Task material>
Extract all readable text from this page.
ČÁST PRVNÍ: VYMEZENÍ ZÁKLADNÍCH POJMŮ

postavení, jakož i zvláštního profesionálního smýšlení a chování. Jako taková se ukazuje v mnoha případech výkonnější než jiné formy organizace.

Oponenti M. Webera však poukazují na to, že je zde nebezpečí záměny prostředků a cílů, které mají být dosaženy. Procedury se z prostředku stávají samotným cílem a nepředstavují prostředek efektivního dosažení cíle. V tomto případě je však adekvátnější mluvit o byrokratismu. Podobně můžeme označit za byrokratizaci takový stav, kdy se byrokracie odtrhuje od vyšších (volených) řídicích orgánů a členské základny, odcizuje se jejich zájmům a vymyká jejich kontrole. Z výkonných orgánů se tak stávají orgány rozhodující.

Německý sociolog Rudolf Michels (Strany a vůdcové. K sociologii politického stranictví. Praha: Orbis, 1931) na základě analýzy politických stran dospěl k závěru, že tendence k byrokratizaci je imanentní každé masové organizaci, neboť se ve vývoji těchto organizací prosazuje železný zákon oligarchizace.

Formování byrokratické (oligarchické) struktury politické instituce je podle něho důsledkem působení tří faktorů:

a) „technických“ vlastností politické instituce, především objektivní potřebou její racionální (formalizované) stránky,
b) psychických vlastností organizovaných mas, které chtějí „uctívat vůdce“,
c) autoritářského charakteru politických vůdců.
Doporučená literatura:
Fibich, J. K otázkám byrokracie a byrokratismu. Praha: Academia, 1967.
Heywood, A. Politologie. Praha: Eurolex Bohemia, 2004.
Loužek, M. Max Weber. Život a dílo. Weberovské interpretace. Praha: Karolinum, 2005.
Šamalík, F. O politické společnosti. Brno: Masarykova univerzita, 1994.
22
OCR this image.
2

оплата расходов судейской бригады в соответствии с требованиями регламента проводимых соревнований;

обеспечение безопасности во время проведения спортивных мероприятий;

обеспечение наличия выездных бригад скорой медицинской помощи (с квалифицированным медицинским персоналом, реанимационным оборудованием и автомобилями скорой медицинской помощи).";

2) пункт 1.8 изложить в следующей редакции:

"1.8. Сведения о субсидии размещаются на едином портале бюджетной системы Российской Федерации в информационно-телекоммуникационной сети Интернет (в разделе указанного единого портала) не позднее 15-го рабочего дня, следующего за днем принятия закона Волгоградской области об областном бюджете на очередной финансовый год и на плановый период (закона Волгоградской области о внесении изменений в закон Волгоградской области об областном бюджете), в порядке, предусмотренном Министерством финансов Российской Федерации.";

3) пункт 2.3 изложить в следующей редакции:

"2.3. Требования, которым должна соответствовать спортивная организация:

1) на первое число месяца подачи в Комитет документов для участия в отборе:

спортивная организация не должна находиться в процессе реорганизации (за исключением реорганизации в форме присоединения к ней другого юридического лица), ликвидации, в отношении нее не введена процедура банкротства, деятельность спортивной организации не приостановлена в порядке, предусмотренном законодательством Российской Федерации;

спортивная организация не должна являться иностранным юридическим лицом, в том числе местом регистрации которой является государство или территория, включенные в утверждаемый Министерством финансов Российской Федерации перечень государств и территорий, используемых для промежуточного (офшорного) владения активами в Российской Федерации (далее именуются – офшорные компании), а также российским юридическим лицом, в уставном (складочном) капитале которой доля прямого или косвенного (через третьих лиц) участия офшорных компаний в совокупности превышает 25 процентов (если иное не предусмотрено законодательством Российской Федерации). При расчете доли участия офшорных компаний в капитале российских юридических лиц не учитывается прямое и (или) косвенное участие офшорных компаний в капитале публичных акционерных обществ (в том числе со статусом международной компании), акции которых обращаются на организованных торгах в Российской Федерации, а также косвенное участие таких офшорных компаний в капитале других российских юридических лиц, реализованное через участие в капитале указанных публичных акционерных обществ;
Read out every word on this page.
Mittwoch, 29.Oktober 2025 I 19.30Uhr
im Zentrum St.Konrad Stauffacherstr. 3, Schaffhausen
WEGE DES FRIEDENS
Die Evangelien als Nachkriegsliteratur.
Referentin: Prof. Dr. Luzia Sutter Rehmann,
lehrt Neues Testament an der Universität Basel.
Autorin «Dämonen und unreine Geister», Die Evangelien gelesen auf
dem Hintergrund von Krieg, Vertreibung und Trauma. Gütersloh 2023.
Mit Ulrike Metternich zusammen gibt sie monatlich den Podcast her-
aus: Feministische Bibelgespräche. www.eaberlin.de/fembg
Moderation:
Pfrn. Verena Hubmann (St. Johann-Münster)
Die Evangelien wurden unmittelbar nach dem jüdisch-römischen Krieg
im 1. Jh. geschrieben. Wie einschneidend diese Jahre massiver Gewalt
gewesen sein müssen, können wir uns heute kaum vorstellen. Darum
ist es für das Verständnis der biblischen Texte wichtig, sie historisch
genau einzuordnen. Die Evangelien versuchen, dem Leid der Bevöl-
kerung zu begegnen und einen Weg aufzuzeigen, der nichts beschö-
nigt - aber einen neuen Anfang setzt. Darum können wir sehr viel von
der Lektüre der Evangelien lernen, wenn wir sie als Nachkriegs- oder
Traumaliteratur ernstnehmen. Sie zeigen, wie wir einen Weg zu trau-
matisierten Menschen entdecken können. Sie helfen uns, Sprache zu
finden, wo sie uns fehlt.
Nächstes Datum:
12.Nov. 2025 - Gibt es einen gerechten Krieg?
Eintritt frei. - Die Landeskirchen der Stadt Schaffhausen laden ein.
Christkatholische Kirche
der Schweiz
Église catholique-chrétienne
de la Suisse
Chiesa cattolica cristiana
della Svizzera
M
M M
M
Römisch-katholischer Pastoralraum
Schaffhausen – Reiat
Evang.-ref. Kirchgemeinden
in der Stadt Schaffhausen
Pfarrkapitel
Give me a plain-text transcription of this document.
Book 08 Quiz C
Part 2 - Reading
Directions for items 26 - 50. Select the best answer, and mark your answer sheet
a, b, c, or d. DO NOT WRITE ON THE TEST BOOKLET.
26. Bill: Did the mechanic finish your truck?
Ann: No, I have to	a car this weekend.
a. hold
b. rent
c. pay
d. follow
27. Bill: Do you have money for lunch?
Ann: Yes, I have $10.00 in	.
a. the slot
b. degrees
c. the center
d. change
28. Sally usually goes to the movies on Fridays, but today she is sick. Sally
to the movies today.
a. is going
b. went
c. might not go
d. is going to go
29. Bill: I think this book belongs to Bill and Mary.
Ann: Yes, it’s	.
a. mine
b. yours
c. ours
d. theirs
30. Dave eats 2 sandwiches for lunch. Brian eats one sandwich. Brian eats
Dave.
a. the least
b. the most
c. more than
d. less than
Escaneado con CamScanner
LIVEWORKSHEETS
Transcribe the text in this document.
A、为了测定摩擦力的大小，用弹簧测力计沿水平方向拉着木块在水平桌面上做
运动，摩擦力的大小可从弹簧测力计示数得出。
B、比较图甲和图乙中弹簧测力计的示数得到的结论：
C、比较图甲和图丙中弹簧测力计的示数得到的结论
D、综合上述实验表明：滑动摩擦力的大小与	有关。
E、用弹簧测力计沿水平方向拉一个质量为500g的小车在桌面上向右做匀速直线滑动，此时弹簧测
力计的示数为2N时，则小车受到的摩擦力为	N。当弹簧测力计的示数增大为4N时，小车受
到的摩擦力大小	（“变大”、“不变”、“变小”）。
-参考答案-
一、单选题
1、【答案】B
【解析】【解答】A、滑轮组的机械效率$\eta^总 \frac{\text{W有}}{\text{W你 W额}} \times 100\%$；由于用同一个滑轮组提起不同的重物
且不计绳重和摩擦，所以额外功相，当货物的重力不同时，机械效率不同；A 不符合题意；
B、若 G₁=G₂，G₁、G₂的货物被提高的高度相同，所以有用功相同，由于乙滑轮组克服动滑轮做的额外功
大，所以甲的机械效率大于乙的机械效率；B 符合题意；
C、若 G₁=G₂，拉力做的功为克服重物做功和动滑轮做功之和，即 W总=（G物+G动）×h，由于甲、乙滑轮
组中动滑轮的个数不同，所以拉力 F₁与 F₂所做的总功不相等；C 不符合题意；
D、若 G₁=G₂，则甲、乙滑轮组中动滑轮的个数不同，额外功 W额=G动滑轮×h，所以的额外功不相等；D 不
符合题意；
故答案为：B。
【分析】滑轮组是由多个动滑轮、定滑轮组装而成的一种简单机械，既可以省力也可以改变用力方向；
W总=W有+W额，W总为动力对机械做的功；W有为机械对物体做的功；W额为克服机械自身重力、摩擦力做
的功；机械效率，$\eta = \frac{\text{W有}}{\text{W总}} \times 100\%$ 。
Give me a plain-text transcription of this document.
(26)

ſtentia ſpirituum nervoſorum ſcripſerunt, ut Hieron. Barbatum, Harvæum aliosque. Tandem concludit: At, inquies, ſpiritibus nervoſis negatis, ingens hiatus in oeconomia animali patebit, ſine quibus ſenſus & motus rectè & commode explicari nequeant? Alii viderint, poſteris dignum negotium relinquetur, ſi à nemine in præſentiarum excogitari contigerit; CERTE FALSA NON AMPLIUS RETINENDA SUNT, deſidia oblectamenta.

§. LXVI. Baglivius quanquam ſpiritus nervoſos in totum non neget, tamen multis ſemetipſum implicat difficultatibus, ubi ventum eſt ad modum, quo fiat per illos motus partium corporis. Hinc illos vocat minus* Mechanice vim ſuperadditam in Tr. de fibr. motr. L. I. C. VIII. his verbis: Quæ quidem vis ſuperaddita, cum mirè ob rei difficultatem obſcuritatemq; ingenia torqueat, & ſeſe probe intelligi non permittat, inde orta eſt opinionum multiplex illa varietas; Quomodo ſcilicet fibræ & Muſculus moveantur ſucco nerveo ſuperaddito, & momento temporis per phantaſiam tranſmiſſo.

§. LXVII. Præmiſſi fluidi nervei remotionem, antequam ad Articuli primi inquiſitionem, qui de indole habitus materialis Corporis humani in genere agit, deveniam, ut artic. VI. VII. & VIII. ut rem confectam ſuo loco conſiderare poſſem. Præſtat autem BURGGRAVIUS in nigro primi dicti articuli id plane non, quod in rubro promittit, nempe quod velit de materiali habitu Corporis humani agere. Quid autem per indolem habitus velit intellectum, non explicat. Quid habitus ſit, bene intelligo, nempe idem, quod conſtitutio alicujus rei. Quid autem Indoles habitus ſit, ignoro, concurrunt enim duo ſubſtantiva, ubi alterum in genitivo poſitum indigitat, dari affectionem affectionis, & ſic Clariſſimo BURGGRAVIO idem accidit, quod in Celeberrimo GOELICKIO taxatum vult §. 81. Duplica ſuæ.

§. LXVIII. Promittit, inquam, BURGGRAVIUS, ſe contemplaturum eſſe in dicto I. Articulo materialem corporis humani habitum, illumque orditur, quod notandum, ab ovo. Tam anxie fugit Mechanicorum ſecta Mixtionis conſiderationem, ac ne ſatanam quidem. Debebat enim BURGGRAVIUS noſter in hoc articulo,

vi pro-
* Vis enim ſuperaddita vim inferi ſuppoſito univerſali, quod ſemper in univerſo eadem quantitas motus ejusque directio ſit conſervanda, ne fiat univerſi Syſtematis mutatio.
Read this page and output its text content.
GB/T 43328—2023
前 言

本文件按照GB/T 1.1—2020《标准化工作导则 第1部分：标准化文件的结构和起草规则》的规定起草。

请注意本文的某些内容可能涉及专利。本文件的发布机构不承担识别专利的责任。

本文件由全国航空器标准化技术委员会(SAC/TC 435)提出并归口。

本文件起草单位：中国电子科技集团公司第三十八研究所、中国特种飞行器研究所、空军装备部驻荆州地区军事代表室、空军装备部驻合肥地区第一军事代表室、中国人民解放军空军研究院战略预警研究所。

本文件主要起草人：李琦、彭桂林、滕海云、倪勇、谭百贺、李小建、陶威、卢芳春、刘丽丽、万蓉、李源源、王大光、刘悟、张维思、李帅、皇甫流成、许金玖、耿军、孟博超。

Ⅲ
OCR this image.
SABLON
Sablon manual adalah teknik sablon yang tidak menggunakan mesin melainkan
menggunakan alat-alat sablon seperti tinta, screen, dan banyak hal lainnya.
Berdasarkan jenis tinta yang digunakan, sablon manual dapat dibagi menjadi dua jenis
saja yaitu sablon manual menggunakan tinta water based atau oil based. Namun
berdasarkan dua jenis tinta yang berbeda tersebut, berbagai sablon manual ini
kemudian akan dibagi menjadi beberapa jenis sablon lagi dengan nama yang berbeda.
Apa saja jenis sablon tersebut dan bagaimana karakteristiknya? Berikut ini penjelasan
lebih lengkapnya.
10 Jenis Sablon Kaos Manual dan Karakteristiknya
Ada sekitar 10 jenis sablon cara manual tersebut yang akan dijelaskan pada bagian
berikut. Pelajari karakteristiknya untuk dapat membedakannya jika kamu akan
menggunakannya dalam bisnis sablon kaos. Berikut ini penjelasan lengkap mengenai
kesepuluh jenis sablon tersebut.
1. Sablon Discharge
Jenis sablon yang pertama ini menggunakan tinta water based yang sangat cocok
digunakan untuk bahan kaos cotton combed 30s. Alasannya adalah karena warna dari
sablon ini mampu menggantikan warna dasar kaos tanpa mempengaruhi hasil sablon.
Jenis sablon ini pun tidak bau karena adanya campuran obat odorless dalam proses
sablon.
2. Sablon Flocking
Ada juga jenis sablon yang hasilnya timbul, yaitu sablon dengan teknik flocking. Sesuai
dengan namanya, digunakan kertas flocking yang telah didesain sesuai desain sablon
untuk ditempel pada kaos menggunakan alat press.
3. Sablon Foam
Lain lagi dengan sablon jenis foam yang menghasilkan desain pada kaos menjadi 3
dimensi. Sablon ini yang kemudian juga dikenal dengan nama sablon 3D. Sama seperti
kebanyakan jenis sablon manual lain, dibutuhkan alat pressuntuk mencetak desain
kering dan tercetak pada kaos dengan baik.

Do this>
Collect every line from the records above that contains the word "today".

Solution to this task>
28. Sally usually goes to the movies on Fridays, but today she is sick. Sally
to the movies today.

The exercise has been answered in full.